## Raw records
- - -
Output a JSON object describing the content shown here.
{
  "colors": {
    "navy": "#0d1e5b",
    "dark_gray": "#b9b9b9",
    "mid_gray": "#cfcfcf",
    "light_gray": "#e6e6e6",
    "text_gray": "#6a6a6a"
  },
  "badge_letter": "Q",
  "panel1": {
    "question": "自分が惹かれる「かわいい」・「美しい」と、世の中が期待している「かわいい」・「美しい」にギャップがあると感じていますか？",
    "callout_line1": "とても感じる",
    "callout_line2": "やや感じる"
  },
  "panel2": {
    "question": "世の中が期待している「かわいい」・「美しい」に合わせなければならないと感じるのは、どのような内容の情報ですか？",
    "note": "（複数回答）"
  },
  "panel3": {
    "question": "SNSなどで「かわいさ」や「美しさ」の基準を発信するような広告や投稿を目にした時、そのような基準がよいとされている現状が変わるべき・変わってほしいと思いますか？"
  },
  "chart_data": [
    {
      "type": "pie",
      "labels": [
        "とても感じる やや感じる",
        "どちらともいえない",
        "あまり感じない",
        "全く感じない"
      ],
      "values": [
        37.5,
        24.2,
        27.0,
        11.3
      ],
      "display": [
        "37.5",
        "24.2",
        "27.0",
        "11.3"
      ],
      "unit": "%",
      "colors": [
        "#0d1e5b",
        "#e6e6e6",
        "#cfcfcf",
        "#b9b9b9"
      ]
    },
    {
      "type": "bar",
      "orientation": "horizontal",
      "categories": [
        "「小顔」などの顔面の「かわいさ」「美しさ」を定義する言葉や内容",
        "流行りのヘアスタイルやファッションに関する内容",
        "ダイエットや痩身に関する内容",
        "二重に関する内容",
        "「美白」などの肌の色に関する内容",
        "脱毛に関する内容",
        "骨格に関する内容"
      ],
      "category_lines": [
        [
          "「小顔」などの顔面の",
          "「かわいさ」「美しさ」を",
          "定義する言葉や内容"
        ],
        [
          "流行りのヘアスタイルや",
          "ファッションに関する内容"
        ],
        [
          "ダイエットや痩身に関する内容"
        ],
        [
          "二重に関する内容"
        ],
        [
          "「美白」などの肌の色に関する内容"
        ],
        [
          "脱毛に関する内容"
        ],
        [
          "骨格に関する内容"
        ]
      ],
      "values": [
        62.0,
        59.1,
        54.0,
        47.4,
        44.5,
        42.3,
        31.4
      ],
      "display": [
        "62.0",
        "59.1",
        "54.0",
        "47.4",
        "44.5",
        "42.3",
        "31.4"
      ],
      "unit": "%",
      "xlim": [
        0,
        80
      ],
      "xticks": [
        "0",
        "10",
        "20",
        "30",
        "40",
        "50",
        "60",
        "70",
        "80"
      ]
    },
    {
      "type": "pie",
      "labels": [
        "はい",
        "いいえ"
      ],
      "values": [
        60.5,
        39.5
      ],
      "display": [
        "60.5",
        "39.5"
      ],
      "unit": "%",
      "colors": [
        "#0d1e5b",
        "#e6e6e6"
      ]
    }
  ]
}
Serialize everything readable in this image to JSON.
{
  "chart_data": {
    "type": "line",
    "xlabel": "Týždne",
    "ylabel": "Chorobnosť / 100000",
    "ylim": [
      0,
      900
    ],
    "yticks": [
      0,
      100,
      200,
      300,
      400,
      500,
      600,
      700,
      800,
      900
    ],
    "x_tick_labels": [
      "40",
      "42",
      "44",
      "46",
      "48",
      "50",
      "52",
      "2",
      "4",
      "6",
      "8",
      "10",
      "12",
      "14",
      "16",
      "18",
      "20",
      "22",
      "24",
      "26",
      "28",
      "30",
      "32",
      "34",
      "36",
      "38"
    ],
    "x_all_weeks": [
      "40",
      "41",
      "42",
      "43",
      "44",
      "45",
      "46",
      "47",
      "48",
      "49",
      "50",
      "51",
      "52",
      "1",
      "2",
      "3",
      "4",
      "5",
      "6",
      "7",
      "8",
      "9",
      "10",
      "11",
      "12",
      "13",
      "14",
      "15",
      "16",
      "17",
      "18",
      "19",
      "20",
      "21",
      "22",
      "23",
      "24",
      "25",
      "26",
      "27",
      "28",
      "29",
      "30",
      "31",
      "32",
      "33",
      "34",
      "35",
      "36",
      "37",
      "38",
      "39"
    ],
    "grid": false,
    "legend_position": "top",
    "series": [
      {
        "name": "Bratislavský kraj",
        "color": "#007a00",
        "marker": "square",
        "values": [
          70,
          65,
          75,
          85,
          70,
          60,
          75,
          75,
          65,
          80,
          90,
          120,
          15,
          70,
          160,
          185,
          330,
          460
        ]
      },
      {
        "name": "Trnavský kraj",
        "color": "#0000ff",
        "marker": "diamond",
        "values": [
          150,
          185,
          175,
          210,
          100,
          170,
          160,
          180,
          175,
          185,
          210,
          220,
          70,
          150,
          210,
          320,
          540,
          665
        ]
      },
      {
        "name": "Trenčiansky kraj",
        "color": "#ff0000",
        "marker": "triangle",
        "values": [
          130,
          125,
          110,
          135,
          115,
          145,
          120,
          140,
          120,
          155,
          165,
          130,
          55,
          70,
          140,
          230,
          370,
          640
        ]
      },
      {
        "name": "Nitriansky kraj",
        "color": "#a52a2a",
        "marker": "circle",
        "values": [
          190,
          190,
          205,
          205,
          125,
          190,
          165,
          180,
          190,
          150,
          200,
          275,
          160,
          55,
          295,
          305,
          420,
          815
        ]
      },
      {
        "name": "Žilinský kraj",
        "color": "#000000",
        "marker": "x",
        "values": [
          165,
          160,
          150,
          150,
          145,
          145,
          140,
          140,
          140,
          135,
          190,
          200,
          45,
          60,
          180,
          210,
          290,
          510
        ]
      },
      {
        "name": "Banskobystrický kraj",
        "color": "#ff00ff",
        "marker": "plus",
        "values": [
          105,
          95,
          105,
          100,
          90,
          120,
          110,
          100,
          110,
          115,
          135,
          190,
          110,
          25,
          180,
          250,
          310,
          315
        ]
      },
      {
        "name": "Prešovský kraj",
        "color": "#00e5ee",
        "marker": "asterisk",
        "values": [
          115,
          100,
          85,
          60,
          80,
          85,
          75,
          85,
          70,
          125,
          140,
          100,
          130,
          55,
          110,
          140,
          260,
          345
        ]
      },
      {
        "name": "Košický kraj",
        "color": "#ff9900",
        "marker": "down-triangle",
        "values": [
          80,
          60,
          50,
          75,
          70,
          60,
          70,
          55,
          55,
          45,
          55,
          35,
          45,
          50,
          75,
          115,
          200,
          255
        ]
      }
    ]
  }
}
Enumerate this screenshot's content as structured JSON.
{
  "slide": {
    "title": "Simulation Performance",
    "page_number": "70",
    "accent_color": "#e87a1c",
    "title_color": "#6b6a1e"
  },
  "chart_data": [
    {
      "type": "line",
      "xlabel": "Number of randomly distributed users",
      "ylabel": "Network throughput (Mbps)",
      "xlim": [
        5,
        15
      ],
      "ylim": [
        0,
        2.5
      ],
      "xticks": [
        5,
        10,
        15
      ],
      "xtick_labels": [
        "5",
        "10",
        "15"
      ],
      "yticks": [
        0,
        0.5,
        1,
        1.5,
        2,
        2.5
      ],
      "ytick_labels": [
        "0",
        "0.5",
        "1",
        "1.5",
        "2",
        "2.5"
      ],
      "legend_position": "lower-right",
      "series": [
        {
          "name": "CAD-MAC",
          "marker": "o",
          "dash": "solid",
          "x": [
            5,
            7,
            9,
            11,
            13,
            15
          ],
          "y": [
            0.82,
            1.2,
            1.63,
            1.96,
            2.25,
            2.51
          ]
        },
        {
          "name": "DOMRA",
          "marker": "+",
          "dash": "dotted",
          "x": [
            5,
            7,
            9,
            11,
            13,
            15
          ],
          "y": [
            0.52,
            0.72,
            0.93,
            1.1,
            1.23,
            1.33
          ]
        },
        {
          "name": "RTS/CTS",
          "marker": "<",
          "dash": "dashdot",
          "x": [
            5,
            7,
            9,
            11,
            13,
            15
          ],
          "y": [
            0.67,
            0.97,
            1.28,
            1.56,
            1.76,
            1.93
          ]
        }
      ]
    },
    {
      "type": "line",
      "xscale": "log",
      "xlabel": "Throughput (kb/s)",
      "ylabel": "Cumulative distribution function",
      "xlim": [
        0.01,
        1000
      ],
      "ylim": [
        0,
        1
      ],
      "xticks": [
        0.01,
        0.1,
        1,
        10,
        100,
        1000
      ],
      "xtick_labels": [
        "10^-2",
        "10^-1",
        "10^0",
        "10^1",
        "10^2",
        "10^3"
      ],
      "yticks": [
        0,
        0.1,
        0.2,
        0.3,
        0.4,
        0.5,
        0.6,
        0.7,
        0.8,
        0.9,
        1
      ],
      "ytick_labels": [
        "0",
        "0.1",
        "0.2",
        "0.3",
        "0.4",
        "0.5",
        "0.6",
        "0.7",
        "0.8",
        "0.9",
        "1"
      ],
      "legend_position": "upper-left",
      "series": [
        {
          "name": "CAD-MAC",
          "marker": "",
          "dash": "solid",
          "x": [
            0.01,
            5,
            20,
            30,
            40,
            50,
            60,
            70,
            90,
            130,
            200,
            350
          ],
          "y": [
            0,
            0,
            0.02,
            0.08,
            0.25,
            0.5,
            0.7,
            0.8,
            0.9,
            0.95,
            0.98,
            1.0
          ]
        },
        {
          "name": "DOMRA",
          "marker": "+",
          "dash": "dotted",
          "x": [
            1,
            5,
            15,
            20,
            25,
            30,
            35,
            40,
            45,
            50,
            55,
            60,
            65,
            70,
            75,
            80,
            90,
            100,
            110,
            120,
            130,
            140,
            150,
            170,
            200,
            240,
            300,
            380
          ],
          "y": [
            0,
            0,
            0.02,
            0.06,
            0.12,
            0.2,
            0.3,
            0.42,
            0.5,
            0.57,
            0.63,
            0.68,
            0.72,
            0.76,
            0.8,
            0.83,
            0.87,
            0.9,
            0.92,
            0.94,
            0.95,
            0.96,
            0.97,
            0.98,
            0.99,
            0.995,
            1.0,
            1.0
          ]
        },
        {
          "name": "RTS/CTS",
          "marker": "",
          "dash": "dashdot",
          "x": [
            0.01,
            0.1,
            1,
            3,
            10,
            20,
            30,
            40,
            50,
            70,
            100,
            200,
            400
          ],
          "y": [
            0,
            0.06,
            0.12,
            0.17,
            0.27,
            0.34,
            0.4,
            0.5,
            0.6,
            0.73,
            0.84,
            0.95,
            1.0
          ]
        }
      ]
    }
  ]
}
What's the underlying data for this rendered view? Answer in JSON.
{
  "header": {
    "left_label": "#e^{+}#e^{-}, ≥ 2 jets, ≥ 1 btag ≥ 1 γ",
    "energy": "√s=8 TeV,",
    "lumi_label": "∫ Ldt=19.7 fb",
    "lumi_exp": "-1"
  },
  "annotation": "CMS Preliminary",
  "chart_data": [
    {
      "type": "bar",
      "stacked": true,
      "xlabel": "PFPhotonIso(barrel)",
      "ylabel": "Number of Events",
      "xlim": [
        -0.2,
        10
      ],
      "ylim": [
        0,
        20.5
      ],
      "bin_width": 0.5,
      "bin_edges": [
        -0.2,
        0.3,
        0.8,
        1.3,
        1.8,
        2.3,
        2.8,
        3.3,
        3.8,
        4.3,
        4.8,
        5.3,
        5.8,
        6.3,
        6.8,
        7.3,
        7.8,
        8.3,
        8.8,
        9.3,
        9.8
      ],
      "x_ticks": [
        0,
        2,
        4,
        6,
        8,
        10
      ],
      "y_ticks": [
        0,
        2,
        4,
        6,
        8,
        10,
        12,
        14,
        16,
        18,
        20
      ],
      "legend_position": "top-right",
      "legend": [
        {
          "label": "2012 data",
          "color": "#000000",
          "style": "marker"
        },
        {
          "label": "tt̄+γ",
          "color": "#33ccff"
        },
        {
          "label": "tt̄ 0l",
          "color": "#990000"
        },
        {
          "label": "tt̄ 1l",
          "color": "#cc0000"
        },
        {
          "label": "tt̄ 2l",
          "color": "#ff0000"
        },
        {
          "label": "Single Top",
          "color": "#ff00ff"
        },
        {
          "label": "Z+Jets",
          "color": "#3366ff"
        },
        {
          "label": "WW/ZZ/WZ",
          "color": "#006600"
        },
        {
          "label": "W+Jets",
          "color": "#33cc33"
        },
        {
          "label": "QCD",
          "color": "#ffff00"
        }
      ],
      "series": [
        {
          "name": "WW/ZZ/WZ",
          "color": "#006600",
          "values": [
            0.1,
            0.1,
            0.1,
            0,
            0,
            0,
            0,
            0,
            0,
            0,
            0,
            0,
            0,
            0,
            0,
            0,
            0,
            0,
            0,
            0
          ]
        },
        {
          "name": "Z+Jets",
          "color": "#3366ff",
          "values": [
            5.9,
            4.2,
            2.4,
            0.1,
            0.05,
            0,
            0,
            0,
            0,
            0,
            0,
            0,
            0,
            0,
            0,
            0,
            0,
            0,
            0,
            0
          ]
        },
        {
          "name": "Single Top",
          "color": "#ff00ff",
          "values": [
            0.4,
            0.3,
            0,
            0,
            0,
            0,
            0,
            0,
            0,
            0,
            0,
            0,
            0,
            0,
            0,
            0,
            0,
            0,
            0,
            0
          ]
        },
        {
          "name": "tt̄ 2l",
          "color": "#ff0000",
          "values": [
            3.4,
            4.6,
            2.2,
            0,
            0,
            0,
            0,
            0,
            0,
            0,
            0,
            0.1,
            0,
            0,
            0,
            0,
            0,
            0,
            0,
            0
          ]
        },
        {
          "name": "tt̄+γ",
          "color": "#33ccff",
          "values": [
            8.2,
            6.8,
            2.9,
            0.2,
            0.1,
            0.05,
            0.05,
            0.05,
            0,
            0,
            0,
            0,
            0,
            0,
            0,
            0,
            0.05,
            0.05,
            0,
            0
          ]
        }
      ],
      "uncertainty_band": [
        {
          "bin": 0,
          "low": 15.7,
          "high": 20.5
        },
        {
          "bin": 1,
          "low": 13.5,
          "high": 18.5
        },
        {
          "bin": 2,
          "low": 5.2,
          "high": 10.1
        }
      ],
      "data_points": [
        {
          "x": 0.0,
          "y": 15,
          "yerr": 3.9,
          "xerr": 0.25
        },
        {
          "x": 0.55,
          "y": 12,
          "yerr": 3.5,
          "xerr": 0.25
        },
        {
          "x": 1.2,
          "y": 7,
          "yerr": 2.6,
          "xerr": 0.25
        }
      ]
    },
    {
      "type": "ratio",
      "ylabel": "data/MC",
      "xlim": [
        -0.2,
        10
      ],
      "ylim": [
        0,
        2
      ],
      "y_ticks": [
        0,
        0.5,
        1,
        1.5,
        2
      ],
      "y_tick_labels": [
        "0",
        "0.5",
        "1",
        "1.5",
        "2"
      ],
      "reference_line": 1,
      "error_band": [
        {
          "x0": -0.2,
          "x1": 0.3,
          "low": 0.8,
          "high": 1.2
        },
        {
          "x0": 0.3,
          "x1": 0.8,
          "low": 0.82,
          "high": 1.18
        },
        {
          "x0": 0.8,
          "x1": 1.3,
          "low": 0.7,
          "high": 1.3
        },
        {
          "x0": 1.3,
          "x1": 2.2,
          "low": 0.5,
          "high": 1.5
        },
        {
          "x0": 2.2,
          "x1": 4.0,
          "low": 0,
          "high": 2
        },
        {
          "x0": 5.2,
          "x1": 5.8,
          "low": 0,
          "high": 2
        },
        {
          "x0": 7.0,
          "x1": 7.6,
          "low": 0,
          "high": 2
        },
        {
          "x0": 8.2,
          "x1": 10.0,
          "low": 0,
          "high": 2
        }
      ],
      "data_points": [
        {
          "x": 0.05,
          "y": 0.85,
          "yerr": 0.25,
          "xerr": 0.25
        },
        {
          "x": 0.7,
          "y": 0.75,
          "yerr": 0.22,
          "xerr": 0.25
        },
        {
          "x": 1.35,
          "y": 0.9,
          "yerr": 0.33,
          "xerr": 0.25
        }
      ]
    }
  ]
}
- - -
## Required work
Locate each line with the word "かわいい" and copy it.

## Solved problem
    "question": "自分が惹かれる「かわいい」・「美しい」と、世の中が期待している「かわいい」・「美しい」にギャップがあると感じていますか？",
    "question": "世の中が期待している「かわいい」・「美しい」に合わせなければならないと感じるのは、どのような内容の情報ですか？",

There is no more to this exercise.